-- Begin Information shown --

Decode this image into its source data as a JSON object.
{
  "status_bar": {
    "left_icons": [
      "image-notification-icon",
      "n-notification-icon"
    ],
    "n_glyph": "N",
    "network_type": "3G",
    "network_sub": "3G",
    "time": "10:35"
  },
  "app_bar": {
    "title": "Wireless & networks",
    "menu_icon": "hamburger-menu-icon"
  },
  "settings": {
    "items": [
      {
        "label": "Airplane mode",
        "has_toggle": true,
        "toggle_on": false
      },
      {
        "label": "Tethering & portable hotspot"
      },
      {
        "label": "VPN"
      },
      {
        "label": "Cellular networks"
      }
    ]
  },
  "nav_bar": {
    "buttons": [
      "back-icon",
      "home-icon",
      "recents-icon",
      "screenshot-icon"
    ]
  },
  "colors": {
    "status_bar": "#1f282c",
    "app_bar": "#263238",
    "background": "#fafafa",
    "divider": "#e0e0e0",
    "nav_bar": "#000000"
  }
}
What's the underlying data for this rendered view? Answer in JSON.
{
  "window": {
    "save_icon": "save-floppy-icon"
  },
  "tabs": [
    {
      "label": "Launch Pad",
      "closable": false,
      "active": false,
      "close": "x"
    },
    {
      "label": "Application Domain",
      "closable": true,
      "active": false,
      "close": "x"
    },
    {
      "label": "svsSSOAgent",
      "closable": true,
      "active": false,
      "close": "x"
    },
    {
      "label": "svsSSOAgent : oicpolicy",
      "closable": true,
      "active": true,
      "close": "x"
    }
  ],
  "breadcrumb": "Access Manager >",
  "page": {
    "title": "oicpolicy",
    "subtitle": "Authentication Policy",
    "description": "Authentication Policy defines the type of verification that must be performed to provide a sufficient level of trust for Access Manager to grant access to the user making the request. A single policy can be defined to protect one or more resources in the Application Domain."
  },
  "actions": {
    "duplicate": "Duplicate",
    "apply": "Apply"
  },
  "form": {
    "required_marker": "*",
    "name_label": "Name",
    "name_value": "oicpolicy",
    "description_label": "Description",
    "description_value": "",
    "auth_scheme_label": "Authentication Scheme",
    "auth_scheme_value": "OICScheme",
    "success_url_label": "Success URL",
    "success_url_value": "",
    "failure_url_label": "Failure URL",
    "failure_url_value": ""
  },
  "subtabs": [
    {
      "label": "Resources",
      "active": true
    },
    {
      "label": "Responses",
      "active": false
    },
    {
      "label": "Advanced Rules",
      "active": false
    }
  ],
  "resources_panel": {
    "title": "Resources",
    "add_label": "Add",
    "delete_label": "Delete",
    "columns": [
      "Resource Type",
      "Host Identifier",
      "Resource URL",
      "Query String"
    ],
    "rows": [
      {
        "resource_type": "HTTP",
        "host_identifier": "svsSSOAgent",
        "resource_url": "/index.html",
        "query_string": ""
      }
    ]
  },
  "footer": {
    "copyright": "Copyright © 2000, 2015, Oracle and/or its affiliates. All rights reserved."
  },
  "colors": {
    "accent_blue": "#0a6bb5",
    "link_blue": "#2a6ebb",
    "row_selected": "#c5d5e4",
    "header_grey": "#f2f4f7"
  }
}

-- End Information shown --

• [Task prompt]:
Where a line of the data holds "Application", show that line.

• [Response to this exercise]:
      "label": "Application Domain",
    "description": "Authentication Policy defines the type of verification that must be performed to provide a sufficient level of trust for Access Manager to grant access to the user making the request. A single policy can be defined to protect one or more resources in the Application Domain."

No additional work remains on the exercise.